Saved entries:
## Start

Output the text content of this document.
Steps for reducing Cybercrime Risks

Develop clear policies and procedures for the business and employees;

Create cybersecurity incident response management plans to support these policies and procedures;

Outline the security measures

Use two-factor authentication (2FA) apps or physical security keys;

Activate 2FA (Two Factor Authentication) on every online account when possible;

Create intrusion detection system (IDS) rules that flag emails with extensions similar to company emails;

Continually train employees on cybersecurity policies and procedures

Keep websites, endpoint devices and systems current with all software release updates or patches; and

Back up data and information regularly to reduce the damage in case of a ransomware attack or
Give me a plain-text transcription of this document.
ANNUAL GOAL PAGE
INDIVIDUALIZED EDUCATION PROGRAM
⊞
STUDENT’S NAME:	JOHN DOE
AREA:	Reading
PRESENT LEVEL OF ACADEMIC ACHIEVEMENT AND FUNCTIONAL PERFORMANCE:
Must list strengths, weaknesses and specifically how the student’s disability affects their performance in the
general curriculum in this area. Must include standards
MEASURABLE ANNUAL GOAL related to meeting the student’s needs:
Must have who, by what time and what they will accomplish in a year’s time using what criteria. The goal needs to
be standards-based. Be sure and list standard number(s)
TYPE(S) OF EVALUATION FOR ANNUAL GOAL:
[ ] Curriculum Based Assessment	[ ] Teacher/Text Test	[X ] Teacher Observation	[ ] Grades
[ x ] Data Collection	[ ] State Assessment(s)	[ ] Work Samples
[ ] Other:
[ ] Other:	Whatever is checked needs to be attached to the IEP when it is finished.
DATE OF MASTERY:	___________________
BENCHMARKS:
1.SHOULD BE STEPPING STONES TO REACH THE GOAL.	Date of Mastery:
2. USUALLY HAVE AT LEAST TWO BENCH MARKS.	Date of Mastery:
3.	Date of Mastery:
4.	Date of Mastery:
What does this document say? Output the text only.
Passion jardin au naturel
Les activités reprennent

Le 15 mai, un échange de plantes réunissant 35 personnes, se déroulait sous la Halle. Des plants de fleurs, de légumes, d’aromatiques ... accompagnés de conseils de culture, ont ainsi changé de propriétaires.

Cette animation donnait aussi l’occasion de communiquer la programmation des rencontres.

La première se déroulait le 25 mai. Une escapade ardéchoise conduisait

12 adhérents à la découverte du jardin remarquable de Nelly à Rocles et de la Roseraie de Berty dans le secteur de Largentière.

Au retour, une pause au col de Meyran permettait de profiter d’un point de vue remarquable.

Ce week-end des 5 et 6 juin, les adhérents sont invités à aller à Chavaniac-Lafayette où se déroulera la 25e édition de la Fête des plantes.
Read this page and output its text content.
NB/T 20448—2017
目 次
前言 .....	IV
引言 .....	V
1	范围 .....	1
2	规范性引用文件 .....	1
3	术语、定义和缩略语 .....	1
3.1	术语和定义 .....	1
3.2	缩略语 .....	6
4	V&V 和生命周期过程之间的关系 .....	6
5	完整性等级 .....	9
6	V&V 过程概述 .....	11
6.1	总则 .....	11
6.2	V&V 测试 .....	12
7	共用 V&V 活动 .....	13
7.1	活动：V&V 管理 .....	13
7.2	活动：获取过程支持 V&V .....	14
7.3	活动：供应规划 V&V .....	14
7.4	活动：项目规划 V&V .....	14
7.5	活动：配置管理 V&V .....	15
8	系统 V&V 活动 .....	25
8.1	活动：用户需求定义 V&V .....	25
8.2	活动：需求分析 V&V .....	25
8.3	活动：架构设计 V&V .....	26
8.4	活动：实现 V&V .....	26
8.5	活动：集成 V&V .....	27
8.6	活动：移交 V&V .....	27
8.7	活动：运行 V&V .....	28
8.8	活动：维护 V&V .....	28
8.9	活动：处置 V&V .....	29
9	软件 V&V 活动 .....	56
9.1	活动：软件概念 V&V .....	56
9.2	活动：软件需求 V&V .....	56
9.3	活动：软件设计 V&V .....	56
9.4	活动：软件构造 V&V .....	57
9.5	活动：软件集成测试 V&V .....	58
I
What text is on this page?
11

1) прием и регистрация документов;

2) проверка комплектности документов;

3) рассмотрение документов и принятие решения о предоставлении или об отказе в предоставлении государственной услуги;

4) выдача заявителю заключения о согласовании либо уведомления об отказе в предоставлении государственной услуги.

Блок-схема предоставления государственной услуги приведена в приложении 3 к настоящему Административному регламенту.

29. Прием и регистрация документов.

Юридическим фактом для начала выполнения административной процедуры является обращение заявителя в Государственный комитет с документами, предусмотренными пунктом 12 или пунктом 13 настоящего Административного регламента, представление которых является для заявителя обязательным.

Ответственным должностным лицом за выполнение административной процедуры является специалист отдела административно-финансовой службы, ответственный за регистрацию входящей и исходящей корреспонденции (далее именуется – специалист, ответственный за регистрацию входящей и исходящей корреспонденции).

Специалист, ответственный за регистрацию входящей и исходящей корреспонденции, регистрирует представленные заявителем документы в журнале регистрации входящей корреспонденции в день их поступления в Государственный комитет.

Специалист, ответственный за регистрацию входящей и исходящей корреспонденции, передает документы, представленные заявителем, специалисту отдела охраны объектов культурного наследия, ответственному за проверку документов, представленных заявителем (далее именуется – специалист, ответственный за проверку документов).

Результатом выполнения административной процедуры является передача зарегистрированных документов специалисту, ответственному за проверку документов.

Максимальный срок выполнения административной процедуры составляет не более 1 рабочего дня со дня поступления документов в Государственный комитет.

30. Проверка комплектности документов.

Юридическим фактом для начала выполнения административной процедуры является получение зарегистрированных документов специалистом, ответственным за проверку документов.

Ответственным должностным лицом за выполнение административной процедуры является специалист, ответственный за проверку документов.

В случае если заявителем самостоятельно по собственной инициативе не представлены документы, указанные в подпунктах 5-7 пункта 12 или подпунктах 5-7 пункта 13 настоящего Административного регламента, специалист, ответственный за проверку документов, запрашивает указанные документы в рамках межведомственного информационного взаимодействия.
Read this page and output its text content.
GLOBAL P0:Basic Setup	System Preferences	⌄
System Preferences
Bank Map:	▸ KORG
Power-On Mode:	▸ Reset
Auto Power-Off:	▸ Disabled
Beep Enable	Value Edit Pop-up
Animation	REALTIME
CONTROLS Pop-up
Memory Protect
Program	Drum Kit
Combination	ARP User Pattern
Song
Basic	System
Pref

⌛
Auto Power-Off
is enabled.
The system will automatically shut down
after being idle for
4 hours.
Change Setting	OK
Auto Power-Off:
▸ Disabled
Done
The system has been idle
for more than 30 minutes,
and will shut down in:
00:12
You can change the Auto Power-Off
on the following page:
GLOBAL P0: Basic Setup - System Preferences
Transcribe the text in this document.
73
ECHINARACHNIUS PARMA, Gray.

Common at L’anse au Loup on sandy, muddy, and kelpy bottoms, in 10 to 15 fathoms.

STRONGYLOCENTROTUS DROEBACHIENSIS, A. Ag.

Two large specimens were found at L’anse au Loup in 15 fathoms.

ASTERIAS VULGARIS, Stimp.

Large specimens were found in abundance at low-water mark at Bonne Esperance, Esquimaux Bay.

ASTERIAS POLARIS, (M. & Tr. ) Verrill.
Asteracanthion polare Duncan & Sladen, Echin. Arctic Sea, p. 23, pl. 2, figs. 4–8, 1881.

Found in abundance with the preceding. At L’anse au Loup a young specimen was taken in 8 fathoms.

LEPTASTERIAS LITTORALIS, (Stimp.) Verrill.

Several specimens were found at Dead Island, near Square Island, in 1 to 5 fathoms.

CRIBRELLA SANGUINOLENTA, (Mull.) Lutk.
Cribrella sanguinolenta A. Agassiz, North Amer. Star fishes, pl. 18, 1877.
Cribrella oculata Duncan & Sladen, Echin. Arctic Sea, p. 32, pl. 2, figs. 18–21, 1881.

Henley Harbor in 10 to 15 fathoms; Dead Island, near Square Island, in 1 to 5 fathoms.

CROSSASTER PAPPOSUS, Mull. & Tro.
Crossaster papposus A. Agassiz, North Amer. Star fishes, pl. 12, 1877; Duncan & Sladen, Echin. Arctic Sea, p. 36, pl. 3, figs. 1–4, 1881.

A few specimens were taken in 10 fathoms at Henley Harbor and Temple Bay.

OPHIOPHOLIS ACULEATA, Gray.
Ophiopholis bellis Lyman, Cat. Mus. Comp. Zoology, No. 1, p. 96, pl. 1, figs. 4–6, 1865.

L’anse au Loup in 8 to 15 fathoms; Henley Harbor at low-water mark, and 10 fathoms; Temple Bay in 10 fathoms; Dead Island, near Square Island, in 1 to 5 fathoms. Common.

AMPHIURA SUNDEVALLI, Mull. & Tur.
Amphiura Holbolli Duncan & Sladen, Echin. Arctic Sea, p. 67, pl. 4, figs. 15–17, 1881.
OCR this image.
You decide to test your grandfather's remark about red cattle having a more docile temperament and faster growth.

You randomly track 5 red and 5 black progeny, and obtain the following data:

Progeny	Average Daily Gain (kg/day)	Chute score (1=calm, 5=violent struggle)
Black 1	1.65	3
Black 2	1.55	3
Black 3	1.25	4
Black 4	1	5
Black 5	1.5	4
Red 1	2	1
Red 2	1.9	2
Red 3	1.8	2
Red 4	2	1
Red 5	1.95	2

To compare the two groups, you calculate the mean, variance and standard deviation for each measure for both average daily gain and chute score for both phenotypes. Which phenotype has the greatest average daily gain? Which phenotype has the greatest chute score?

## End

▸ **Written exercise**: Reply with one number only: the count of lines in the entries that contain "standards".

▸ **Output for this task**: 2